— start of RECORD EXTRACTS —

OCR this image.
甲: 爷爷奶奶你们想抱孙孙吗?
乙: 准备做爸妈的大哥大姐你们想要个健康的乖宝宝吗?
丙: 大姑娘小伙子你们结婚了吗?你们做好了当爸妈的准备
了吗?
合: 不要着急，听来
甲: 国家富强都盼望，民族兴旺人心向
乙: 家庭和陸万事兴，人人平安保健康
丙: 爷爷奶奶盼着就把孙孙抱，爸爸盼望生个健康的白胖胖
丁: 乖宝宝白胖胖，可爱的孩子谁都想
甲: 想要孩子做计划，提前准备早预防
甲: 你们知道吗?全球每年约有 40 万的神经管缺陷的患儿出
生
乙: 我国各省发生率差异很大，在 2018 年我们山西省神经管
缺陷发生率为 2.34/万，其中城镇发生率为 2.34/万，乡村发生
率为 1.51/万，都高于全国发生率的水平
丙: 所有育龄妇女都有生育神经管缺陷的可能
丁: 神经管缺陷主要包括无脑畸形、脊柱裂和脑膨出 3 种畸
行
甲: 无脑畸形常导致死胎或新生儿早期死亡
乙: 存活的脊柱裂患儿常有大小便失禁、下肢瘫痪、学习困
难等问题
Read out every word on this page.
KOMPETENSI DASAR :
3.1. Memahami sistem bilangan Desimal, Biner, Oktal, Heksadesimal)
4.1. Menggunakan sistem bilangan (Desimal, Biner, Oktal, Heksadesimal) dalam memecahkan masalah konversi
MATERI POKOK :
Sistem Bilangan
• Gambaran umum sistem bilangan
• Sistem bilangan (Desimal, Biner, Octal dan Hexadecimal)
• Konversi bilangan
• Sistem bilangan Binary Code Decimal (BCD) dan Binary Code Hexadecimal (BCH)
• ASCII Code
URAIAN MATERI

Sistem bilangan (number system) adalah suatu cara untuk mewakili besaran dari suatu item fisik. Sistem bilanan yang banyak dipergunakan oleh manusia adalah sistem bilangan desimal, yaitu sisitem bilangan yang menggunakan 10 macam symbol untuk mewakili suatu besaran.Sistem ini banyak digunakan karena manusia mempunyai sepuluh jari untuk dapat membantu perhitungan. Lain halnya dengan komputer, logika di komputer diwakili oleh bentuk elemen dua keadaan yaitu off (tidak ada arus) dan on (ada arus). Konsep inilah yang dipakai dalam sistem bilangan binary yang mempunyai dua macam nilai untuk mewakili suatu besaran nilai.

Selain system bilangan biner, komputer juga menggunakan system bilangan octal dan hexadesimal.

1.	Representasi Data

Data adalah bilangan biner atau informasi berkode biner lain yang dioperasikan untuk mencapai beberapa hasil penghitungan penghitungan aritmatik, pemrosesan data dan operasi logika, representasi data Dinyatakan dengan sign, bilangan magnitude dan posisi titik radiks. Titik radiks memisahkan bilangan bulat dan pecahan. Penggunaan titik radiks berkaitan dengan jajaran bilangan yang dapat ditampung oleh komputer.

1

— end of RECORD EXTRACTS —

_EXERCISE DIRECTIONS_
Recopy the whole listing exactly.

_SOLUTION TO THE PROBLEM_
OCR this image.
甲: 爷爷奶奶你们想抱孙孙吗?
乙: 准备做爸妈的大哥大姐你们想要个健康的乖宝宝吗?
丙: 大姑娘小伙子你们结婚了吗?你们做好了当爸妈的准备
了吗?
合: 不要着急，听来
甲: 国家富强都盼望，民族兴旺人心向
乙: 家庭和陸万事兴，人人平安保健康
丙: 爷爷奶奶盼着就把孙孙抱，爸爸盼望生个健康的白胖胖
丁: 乖宝宝白胖胖，可爱的孩子谁都想
甲: 想要孩子做计划，提前准备早预防
甲: 你们知道吗?全球每年约有 40 万的神经管缺陷的患儿出
生
乙: 我国各省发生率差异很大，在 2018 年我们山西省神经管
缺陷发生率为 2.34/万，其中城镇发生率为 2.34/万，乡村发生
率为 1.51/万，都高于全国发生率的水平
丙: 所有育龄妇女都有生育神经管缺陷的可能
丁: 神经管缺陷主要包括无脑畸形、脊柱裂和脑膨出 3 种畸
行
甲: 无脑畸形常导致死胎或新生儿早期死亡
乙: 存活的脊柱裂患儿常有大小便失禁、下肢瘫痪、学习困
难等问题
Read out every word on this page.
KOMPETENSI DASAR :
3.1. Memahami sistem bilangan Desimal, Biner, Oktal, Heksadesimal)
4.1. Menggunakan sistem bilangan (Desimal, Biner, Oktal, Heksadesimal) dalam memecahkan masalah konversi
MATERI POKOK :
Sistem Bilangan
• Gambaran umum sistem bilangan
• Sistem bilangan (Desimal, Biner, Octal dan Hexadecimal)
• Konversi bilangan
• Sistem bilangan Binary Code Decimal (BCD) dan Binary Code Hexadecimal (BCH)
• ASCII Code
URAIAN MATERI

Sistem bilangan (number system) adalah suatu cara untuk mewakili besaran dari suatu item fisik. Sistem bilanan yang banyak dipergunakan oleh manusia adalah sistem bilangan desimal, yaitu sisitem bilangan yang menggunakan 10 macam symbol untuk mewakili suatu besaran.Sistem ini banyak digunakan karena manusia mempunyai sepuluh jari untuk dapat membantu perhitungan. Lain halnya dengan komputer, logika di komputer diwakili oleh bentuk elemen dua keadaan yaitu off (tidak ada arus) dan on (ada arus). Konsep inilah yang dipakai dalam sistem bilangan binary yang mempunyai dua macam nilai untuk mewakili suatu besaran nilai.

Selain system bilangan biner, komputer juga menggunakan system bilangan octal dan hexadesimal.

1.	Representasi Data

Data adalah bilangan biner atau informasi berkode biner lain yang dioperasikan untuk mencapai beberapa hasil penghitungan penghitungan aritmatik, pemrosesan data dan operasi logika, representasi data Dinyatakan dengan sign, bilangan magnitude dan posisi titik radiks. Titik radiks memisahkan bilangan bulat dan pecahan. Penggunaan titik radiks berkaitan dengan jajaran bilangan yang dapat ditampung oleh komputer.

1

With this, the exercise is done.